>>
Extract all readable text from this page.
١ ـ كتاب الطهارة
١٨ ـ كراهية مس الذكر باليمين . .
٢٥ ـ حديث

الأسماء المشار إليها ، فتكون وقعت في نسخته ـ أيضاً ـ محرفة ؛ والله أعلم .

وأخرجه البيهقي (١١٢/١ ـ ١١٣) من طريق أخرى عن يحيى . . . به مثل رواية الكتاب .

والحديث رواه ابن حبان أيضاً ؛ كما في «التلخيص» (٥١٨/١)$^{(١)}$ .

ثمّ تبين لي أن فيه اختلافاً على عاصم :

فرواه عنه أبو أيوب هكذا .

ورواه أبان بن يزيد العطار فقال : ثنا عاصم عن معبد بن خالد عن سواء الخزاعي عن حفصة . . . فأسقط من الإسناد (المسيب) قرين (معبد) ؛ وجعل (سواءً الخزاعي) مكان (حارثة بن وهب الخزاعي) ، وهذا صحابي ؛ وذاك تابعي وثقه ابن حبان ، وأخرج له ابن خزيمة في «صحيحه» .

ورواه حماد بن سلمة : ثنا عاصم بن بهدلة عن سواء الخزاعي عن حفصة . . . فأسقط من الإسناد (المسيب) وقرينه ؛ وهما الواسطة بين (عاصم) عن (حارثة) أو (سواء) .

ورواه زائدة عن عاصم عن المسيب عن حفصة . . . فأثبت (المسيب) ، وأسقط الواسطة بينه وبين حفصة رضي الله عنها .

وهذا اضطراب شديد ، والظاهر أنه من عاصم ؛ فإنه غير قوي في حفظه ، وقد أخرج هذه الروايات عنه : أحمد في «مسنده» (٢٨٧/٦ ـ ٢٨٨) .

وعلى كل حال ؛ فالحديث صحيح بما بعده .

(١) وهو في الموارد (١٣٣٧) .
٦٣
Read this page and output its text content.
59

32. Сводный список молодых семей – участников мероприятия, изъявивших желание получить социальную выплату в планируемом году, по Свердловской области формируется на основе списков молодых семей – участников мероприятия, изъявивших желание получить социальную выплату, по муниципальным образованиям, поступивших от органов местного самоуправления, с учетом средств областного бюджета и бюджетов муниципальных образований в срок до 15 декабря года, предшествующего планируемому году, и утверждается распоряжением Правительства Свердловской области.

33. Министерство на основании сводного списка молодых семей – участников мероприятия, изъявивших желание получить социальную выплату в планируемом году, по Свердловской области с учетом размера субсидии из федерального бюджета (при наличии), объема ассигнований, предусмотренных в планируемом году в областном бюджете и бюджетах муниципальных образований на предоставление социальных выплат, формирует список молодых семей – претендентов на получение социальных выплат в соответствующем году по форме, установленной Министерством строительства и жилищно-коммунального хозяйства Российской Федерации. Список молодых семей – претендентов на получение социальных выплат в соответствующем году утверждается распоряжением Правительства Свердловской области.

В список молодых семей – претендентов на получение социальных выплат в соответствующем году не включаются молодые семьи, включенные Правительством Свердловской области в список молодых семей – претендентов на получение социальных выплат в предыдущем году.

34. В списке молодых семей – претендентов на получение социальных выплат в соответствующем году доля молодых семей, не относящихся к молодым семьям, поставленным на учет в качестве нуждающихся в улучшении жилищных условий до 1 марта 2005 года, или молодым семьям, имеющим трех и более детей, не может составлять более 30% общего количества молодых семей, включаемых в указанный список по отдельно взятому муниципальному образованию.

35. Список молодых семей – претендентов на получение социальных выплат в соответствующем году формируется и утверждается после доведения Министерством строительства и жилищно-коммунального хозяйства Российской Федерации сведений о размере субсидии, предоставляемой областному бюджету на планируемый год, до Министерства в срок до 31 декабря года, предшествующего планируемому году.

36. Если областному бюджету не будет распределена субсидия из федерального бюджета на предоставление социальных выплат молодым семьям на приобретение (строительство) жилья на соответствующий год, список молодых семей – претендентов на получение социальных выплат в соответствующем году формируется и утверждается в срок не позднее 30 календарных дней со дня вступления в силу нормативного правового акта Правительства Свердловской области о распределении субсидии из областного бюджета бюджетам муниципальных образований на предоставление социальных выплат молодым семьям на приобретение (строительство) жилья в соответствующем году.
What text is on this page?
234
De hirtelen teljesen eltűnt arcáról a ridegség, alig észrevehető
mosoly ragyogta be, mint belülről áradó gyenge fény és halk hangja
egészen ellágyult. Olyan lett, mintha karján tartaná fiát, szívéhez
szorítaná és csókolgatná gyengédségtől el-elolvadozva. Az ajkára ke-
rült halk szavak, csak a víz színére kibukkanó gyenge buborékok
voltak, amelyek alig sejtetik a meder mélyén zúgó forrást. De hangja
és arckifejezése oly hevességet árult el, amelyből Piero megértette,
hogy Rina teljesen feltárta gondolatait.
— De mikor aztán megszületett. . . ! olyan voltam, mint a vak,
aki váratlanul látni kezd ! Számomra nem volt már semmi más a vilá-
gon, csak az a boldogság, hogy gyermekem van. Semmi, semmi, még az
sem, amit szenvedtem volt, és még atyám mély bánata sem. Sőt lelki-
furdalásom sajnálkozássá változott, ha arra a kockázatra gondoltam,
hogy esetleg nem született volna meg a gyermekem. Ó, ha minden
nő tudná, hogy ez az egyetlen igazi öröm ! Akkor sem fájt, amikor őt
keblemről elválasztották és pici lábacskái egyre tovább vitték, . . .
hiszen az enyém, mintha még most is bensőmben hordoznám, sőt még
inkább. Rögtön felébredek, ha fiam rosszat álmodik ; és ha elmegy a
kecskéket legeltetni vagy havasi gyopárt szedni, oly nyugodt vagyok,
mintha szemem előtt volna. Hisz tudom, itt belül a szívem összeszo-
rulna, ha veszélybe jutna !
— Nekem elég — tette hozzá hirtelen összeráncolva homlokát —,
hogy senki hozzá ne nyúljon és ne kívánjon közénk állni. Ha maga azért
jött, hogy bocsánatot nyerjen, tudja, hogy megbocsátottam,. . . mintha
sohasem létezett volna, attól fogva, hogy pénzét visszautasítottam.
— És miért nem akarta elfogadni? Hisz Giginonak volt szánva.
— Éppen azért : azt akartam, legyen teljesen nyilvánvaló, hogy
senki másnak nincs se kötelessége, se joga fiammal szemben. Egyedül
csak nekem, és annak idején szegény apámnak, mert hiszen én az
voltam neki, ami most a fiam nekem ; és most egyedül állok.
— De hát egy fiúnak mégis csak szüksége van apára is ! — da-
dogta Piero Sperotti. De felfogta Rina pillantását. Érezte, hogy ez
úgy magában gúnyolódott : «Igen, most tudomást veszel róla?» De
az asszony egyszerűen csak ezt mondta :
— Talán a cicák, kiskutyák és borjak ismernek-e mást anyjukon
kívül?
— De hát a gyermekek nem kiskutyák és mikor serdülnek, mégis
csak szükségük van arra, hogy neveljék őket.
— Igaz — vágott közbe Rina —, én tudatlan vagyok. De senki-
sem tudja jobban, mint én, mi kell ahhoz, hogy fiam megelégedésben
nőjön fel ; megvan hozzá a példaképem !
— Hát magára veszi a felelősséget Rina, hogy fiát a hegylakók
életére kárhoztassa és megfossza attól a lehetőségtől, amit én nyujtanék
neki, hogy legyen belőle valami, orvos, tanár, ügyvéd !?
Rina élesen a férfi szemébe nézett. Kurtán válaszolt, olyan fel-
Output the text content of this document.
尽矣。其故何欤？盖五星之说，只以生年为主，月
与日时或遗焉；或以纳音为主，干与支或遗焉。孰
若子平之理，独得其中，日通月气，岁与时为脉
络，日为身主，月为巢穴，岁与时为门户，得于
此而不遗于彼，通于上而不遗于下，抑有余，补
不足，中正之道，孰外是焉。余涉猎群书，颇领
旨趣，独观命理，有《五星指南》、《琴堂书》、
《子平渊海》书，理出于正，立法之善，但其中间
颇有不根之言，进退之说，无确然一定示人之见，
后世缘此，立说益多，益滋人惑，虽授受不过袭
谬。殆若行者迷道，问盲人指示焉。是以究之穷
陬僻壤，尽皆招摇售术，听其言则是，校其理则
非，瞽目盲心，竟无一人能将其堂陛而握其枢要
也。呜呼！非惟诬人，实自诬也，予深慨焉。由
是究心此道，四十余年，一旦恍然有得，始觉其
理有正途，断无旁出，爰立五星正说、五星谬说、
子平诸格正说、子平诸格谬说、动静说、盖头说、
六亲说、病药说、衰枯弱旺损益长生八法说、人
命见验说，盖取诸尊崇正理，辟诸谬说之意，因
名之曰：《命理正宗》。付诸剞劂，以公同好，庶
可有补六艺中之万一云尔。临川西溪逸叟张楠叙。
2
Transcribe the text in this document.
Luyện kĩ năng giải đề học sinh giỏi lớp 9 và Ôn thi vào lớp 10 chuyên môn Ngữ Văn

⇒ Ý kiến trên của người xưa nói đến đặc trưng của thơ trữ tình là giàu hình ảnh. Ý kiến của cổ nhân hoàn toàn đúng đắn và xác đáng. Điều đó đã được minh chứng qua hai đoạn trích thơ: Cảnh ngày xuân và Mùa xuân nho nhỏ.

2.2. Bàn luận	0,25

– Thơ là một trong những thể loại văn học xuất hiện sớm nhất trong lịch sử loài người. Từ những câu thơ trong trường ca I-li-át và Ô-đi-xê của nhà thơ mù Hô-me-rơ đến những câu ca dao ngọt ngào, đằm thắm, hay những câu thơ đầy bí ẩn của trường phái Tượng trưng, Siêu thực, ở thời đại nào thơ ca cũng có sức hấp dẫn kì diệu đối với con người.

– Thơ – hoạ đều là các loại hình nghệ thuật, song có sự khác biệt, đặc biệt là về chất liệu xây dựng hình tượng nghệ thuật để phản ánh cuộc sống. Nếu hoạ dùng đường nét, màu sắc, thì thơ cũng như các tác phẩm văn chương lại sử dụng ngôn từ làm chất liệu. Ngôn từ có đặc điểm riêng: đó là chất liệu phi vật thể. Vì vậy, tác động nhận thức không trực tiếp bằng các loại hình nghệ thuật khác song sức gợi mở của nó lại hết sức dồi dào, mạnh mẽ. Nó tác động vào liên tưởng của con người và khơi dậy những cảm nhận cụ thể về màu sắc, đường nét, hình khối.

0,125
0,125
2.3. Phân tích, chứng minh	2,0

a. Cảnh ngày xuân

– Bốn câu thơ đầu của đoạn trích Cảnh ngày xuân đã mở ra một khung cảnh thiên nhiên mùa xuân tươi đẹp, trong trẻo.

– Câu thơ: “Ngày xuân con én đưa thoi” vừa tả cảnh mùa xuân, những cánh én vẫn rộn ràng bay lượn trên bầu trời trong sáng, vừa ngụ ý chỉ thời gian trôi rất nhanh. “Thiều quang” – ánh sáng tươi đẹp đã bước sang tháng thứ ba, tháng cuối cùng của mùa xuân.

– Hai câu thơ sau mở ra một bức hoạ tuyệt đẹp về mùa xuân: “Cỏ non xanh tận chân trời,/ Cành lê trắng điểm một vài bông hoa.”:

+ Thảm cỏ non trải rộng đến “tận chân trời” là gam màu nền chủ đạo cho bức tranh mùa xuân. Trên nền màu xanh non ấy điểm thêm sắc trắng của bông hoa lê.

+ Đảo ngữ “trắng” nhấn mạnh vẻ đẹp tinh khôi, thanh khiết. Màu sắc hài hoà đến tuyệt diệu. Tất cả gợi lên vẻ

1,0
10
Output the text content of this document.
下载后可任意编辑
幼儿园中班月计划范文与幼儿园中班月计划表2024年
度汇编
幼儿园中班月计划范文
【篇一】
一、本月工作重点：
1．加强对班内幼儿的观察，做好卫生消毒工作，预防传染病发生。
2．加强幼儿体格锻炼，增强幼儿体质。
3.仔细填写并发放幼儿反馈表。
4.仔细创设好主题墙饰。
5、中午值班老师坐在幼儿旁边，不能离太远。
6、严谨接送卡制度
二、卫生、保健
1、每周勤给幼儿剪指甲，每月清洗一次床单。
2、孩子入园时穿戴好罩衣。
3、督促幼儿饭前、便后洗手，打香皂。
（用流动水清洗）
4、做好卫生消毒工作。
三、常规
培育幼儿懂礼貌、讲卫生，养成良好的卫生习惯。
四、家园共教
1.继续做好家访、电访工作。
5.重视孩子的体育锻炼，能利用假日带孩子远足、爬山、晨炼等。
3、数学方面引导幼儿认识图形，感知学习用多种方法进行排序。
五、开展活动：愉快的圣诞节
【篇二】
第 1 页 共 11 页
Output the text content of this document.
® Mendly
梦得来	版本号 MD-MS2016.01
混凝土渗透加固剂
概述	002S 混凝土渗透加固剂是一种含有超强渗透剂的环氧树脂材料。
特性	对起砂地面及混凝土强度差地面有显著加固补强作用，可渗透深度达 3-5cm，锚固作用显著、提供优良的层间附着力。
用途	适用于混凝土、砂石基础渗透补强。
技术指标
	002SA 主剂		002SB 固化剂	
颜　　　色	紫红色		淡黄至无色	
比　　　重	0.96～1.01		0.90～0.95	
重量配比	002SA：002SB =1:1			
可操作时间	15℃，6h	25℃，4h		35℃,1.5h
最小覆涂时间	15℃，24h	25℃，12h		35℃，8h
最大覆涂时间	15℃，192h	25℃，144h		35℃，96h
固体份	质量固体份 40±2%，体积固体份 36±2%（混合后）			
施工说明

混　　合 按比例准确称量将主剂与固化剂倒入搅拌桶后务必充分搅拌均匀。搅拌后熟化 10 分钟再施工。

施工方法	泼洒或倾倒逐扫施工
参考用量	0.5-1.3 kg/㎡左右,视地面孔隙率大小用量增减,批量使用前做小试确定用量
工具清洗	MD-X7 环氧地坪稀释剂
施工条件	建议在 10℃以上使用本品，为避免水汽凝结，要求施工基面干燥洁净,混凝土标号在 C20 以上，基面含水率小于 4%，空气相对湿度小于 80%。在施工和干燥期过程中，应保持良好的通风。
<<
Requirements. Copy out each line of the records that holds the string "xanh".

Correct result.
– Hai câu thơ sau mở ra một bức hoạ tuyệt đẹp về mùa xuân: “Cỏ non xanh tận chân trời,/ Cành lê trắng điểm một vài bông hoa.”:
+ Thảm cỏ non trải rộng đến “tận chân trời” là gam màu nền chủ đạo cho bức tranh mùa xuân. Trên nền màu xanh non ấy điểm thêm sắc trắng của bông hoa lê.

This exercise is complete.